- [WHAT IS NEEDED]:
Write out the entire listing below exactly as it appears, minus any pictures.

- [MATERIAL TO PROCESS]:
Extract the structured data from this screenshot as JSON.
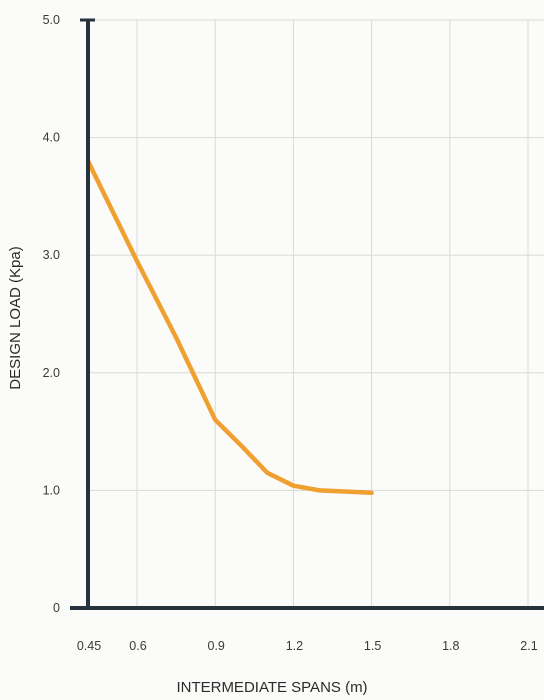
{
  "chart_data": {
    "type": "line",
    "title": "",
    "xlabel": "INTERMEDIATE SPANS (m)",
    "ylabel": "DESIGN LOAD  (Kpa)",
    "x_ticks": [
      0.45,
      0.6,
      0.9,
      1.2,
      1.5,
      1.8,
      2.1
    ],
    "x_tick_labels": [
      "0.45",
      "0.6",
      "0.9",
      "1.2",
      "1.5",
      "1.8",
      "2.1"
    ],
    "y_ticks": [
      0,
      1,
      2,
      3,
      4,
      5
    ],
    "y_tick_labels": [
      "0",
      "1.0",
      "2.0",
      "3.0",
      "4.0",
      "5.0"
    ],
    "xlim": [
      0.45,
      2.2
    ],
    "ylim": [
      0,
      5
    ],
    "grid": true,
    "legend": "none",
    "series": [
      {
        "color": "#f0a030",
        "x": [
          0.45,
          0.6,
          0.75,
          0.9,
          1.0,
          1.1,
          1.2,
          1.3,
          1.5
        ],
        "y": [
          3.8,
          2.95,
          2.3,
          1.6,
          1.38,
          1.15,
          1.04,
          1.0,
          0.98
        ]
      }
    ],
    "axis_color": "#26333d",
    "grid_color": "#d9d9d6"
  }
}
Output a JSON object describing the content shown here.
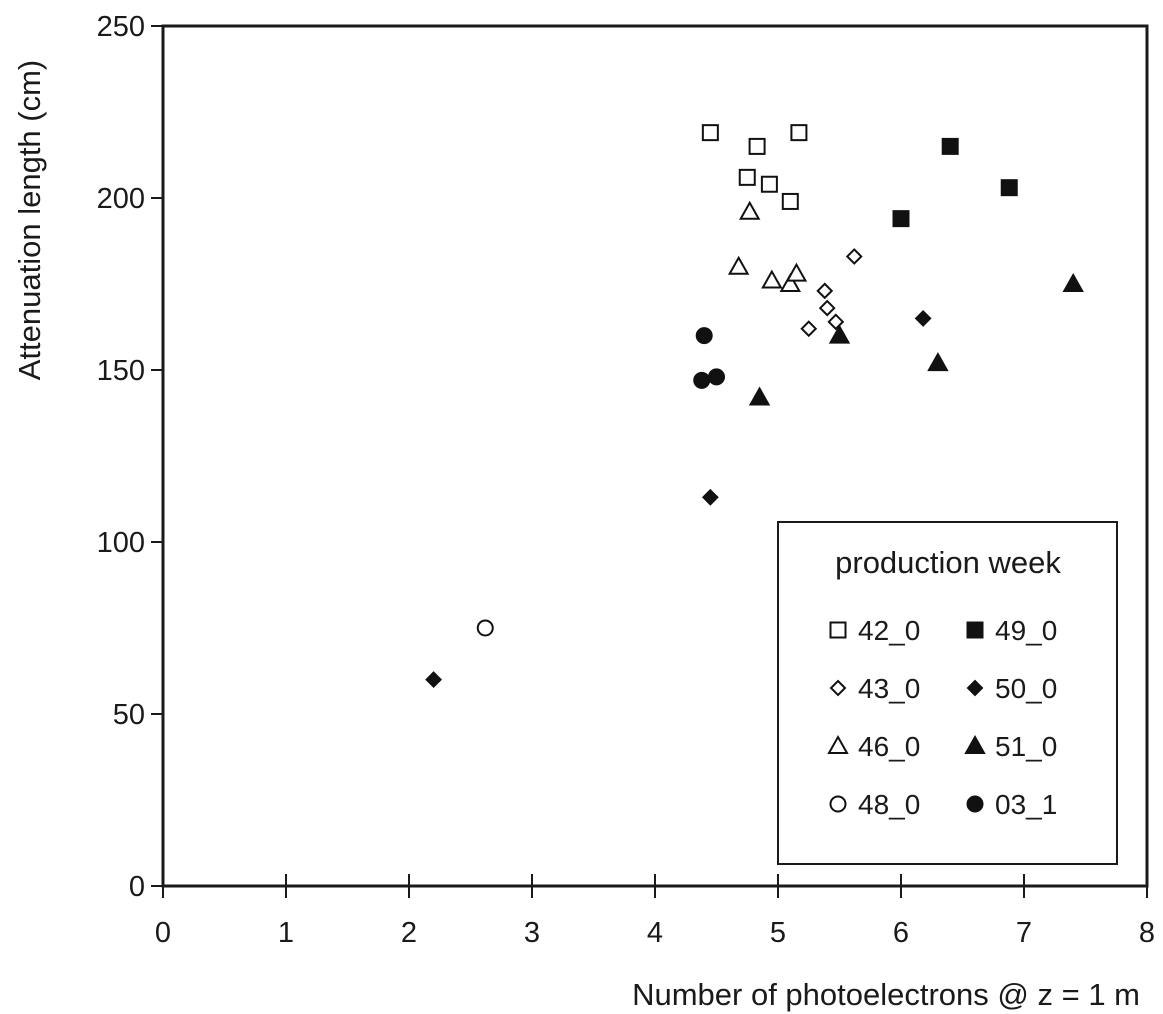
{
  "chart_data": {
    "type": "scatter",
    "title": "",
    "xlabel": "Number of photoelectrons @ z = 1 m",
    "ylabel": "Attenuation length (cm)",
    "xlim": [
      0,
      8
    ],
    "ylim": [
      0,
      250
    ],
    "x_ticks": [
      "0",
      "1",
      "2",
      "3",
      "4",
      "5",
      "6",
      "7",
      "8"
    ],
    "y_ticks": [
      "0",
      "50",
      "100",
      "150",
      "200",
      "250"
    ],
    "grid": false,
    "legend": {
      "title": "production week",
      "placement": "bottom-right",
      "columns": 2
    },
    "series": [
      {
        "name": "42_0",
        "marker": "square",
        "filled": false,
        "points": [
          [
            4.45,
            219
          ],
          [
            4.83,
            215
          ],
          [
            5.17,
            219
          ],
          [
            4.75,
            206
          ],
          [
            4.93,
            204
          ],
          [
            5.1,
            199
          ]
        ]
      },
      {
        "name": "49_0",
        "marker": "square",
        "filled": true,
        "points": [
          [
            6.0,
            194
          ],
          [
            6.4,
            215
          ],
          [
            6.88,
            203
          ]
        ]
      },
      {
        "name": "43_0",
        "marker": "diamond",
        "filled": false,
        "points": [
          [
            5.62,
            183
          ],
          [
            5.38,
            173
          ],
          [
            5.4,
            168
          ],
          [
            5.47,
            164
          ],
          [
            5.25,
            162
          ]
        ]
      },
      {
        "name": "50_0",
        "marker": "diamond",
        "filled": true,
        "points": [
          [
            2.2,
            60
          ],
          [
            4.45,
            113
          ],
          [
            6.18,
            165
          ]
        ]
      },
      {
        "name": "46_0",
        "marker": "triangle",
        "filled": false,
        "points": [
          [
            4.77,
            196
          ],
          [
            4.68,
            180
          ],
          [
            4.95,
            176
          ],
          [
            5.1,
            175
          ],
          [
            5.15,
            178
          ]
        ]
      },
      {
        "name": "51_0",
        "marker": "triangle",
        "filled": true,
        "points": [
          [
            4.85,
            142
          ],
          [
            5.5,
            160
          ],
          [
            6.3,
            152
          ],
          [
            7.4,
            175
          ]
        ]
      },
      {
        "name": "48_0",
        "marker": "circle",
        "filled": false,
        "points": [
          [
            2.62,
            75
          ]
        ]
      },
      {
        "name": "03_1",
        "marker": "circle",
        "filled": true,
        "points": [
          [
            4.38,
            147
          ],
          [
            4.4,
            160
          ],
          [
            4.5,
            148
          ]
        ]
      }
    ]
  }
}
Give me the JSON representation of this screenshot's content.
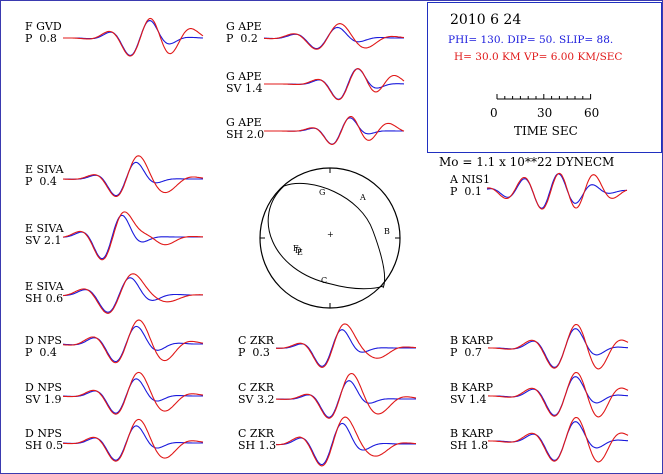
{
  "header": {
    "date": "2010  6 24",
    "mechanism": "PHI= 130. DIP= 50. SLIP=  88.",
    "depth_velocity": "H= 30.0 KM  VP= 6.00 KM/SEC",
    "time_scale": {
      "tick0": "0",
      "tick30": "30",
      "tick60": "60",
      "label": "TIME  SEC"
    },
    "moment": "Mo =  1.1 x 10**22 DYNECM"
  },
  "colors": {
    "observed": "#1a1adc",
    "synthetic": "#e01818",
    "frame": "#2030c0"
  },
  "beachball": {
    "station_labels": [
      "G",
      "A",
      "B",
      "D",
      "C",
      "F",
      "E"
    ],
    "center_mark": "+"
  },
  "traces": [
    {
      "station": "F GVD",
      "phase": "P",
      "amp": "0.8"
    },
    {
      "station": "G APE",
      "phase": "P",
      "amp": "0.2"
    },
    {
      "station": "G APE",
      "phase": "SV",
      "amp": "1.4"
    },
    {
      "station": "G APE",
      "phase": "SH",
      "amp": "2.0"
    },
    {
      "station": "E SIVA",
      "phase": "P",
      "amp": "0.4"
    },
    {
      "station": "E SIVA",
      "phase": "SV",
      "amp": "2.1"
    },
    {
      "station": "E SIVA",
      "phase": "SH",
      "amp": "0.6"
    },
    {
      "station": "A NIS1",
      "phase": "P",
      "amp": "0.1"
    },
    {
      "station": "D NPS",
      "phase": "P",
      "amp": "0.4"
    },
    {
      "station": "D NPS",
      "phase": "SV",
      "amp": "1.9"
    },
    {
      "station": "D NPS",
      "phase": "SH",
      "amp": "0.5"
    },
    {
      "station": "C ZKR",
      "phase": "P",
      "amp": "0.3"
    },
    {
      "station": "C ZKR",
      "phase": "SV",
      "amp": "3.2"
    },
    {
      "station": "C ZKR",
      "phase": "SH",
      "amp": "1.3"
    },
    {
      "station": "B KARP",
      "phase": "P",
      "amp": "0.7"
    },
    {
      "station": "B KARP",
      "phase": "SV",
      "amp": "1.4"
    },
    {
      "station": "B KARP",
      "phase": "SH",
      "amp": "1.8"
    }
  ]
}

- [OUTPUT]:
Extract the structured data from this screenshot as JSON.
{
  "chart_data": {
    "type": "line",
    "title": "",
    "xlabel": "INTERMEDIATE SPANS (m)",
    "ylabel": "DESIGN LOAD  (Kpa)",
    "x_ticks": [
      0.45,
      0.6,
      0.9,
      1.2,
      1.5,
      1.8,
      2.1
    ],
    "x_tick_labels": [
      "0.45",
      "0.6",
      "0.9",
      "1.2",
      "1.5",
      "1.8",
      "2.1"
    ],
    "y_ticks": [
      0,
      1,
      2,
      3,
      4,
      5
    ],
    "y_tick_labels": [
      "0",
      "1.0",
      "2.0",
      "3.0",
      "4.0",
      "5.0"
    ],
    "xlim": [
      0.45,
      2.2
    ],
    "ylim": [
      0,
      5
    ],
    "grid": true,
    "legend": "none",
    "series": [
      {
        "color": "#f0a030",
        "x": [
          0.45,
          0.6,
          0.75,
          0.9,
          1.0,
          1.1,
          1.2,
          1.3,
          1.5
        ],
        "y": [
          3.8,
          2.95,
          2.3,
          1.6,
          1.38,
          1.15,
          1.04,
          1.0,
          0.98
        ]
      }
    ],
    "axis_color": "#26333d",
    "grid_color": "#d9d9d6"
  }
}
Output a JSON object describing the content shown here.
{
  "chart_data": {
    "type": "scatter",
    "title": "",
    "xlabel": "Number of photoelectrons @ z = 1 m",
    "ylabel": "Attenuation length (cm)",
    "xlim": [
      0,
      8
    ],
    "ylim": [
      0,
      250
    ],
    "x_ticks": [
      "0",
      "1",
      "2",
      "3",
      "4",
      "5",
      "6",
      "7",
      "8"
    ],
    "y_ticks": [
      "0",
      "50",
      "100",
      "150",
      "200",
      "250"
    ],
    "grid": false,
    "legend": {
      "title": "production week",
      "placement": "bottom-right",
      "columns": 2
    },
    "series": [
      {
        "name": "42_0",
        "marker": "square",
        "filled": false,
        "points": [
          [
            4.45,
            219
          ],
          [
            4.83,
            215
          ],
          [
            5.17,
            219
          ],
          [
            4.75,
            206
          ],
          [
            4.93,
            204
          ],
          [
            5.1,
            199
          ]
        ]
      },
      {
        "name": "49_0",
        "marker": "square",
        "filled": true,
        "points": [
          [
            6.0,
            194
          ],
          [
            6.4,
            215
          ],
          [
            6.88,
            203
          ]
        ]
      },
      {
        "name": "43_0",
        "marker": "diamond",
        "filled": false,
        "points": [
          [
            5.62,
            183
          ],
          [
            5.38,
            173
          ],
          [
            5.4,
            168
          ],
          [
            5.47,
            164
          ],
          [
            5.25,
            162
          ]
        ]
      },
      {
        "name": "50_0",
        "marker": "diamond",
        "filled": true,
        "points": [
          [
            2.2,
            60
          ],
          [
            4.45,
            113
          ],
          [
            6.18,
            165
          ]
        ]
      },
      {
        "name": "46_0",
        "marker": "triangle",
        "filled": false,
        "points": [
          [
            4.77,
            196
          ],
          [
            4.68,
            180
          ],
          [
            4.95,
            176
          ],
          [
            5.1,
            175
          ],
          [
            5.15,
            178
          ]
        ]
      },
      {
        "name": "51_0",
        "marker": "triangle",
        "filled": true,
        "points": [
          [
            4.85,
            142
          ],
          [
            5.5,
            160
          ],
          [
            6.3,
            152
          ],
          [
            7.4,
            175
          ]
        ]
      },
      {
        "name": "48_0",
        "marker": "circle",
        "filled": false,
        "points": [
          [
            2.62,
            75
          ]
        ]
      },
      {
        "name": "03_1",
        "marker": "circle",
        "filled": true,
        "points": [
          [
            4.38,
            147
          ],
          [
            4.4,
            160
          ],
          [
            4.5,
            148
          ]
        ]
      }
    ]
  }
}
Give me the JSON representation of this screenshot's content.
{
  "header": {
    "date": "2010  6 24",
    "mechanism": "PHI= 130. DIP= 50. SLIP=  88.",
    "depth_velocity": "H= 30.0 KM  VP= 6.00 KM/SEC",
    "time_scale": {
      "tick0": "0",
      "tick30": "30",
      "tick60": "60",
      "label": "TIME  SEC"
    },
    "moment": "Mo =  1.1 x 10**22 DYNECM"
  },
  "colors": {
    "observed": "#1a1adc",
    "synthetic": "#e01818",
    "frame": "#2030c0"
  },
  "beachball": {
    "station_labels": [
      "G",
      "A",
      "B",
      "D",
      "C",
      "F",
      "E"
    ],
    "center_mark": "+"
  },
  "traces": [
    {
      "station": "F GVD",
      "phase": "P",
      "amp": "0.8"
    },
    {
      "station": "G APE",
      "phase": "P",
      "amp": "0.2"
    },
    {
      "station": "G APE",
      "phase": "SV",
      "amp": "1.4"
    },
    {
      "station": "G APE",
      "phase": "SH",
      "amp": "2.0"
    },
    {
      "station": "E SIVA",
      "phase": "P",
      "amp": "0.4"
    },
    {
      "station": "E SIVA",
      "phase": "SV",
      "amp": "2.1"
    },
    {
      "station": "E SIVA",
      "phase": "SH",
      "amp": "0.6"
    },
    {
      "station": "A NIS1",
      "phase": "P",
      "amp": "0.1"
    },
    {
      "station": "D NPS",
      "phase": "P",
      "amp": "0.4"
    },
    {
      "station": "D NPS",
      "phase": "SV",
      "amp": "1.9"
    },
    {
      "station": "D NPS",
      "phase": "SH",
      "amp": "0.5"
    },
    {
      "station": "C ZKR",
      "phase": "P",
      "amp": "0.3"
    },
    {
      "station": "C ZKR",
      "phase": "SV",
      "amp": "3.2"
    },
    {
      "station": "C ZKR",
      "phase": "SH",
      "amp": "1.3"
    },
    {
      "station": "B KARP",
      "phase": "P",
      "amp": "0.7"
    },
    {
      "station": "B KARP",
      "phase": "SV",
      "amp": "1.4"
    },
    {
      "station": "B KARP",
      "phase": "SH",
      "amp": "1.8"
    }
  ]
}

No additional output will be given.